-- Stored entries --
########
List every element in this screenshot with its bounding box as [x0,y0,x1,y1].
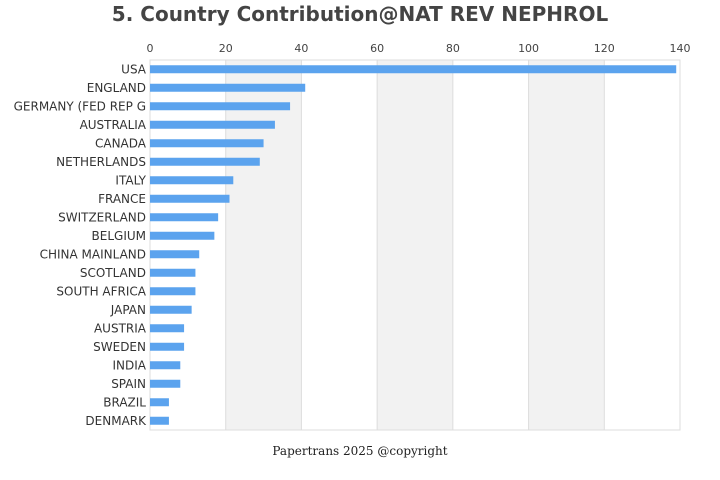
category-label: JAPAN [110,303,146,317]
x-tick-label: 120 [594,42,615,55]
bar [150,305,192,314]
bar [150,231,215,240]
category-label: SWITZERLAND [58,210,146,224]
background-band [377,60,453,430]
category-label: ITALY [115,173,146,187]
x-axis-ticks: 0 20 40 60 80 100 120 140 [147,42,691,55]
bar [150,194,230,203]
category-label: DENMARK [85,414,147,428]
bar [150,361,181,370]
bar [150,102,291,111]
bar [150,398,169,407]
category-label: ENGLAND [87,81,146,95]
category-label: INDIA [112,358,146,372]
background-band [528,60,605,430]
bar [150,213,219,222]
background-bands [225,60,605,430]
bar [150,287,196,296]
bar [150,250,200,259]
bar [150,139,264,148]
bars [150,65,677,425]
bar [150,416,169,425]
bar [150,157,260,166]
bar [150,268,196,277]
category-label: GERMANY (FED REP G [14,99,146,113]
x-tick-label: 60 [370,42,384,55]
bar [150,120,275,129]
x-tick-label: 40 [294,42,308,55]
chart-title: 5. Country Contribution@NAT REV NEPHROL [111,2,609,26]
category-label: SWEDEN [93,340,146,354]
bar [150,379,181,388]
background-band [225,60,302,430]
bar [150,176,234,185]
category-label: BRAZIL [103,395,146,409]
x-tick-label: 100 [518,42,539,55]
category-label: CANADA [95,136,147,150]
copyright-footer: Papertrans 2025 @copyright [272,444,448,458]
bar [150,324,185,333]
category-label: CHINA MAINLAND [40,247,146,261]
category-label: AUSTRALIA [80,118,147,132]
x-tick-label: 140 [670,42,691,55]
x-tick-label: 80 [446,42,460,55]
category-label: NETHERLANDS [56,155,146,169]
plot-area-border [149,59,681,431]
category-label: SOUTH AFRICA [56,284,146,298]
category-labels: USA ENGLAND GERMANY (FED REP G AUSTRALIA CAN… [14,62,148,428]
bar [150,65,677,74]
x-tick-label: 0 [147,42,154,55]
category-label: BELGIUM [92,229,146,243]
category-label: AUSTRIA [94,321,147,335]
bar [150,83,306,92]
category-label: USA [121,62,147,76]
bar [150,342,185,351]
category-label: SCOTLAND [80,266,146,280]
category-label: FRANCE [98,192,146,206]
x-tick-label: 20 [219,42,233,55]
plot-frame [149,59,681,431]
category-label: SPAIN [111,377,146,391]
########
-- EXERCISE OBJECTIVE --
Copy the lines above word for word, without the pictures.

-- ANSWER TO THE PROBLEM --
List every element in this screenshot with its bounding box as [x0,y0,x1,y1].
category-label: JAPAN [110,303,146,317]
x-tick-label: 120 [594,42,615,55]
bar [150,305,192,314]
bar [150,231,215,240]
category-label: SWITZERLAND [58,210,146,224]
background-band [377,60,453,430]
category-label: ITALY [115,173,146,187]
x-axis-ticks: 0 20 40 60 80 100 120 140 [147,42,691,55]
bar [150,194,230,203]
category-label: DENMARK [85,414,147,428]
bar [150,361,181,370]
bar [150,102,291,111]
bar [150,398,169,407]
category-label: ENGLAND [87,81,146,95]
category-label: INDIA [112,358,146,372]
background-band [528,60,605,430]
bar [150,213,219,222]
background-bands [225,60,605,430]
bar [150,287,196,296]
bar [150,250,200,259]
bar [150,139,264,148]
bars [150,65,677,425]
bar [150,416,169,425]
bar [150,157,260,166]
bar [150,268,196,277]
category-label: GERMANY (FED REP G [14,99,146,113]
x-tick-label: 60 [370,42,384,55]
bar [150,120,275,129]
x-tick-label: 40 [294,42,308,55]
chart-title: 5. Country Contribution@NAT REV NEPHROL [111,2,609,26]
category-label: SWEDEN [93,340,146,354]
bar [150,379,181,388]
background-band [225,60,302,430]
bar [150,176,234,185]
category-label: BRAZIL [103,395,146,409]
x-tick-label: 100 [518,42,539,55]
category-label: CANADA [95,136,147,150]
copyright-footer: Papertrans 2025 @copyright [272,444,448,458]
bar [150,324,185,333]
category-label: CHINA MAINLAND [40,247,146,261]
category-label: AUSTRALIA [80,118,147,132]
x-tick-label: 140 [670,42,691,55]
x-tick-label: 80 [446,42,460,55]
category-label: NETHERLANDS [56,155,146,169]
plot-area-border [149,59,681,431]
category-label: SOUTH AFRICA [56,284,146,298]
category-labels: USA ENGLAND GERMANY (FED REP G AUSTRALIA CAN… [14,62,148,428]
bar [150,65,677,74]
x-tick-label: 0 [147,42,154,55]
category-label: BELGIUM [92,229,146,243]
category-label: AUSTRIA [94,321,147,335]
bar [150,83,306,92]
category-label: USA [121,62,147,76]
bar [150,342,185,351]
category-label: SCOTLAND [80,266,146,280]
category-label: FRANCE [98,192,146,206]
x-tick-label: 20 [219,42,233,55]
plot-frame [149,59,681,431]
category-label: SPAIN [111,377,146,391]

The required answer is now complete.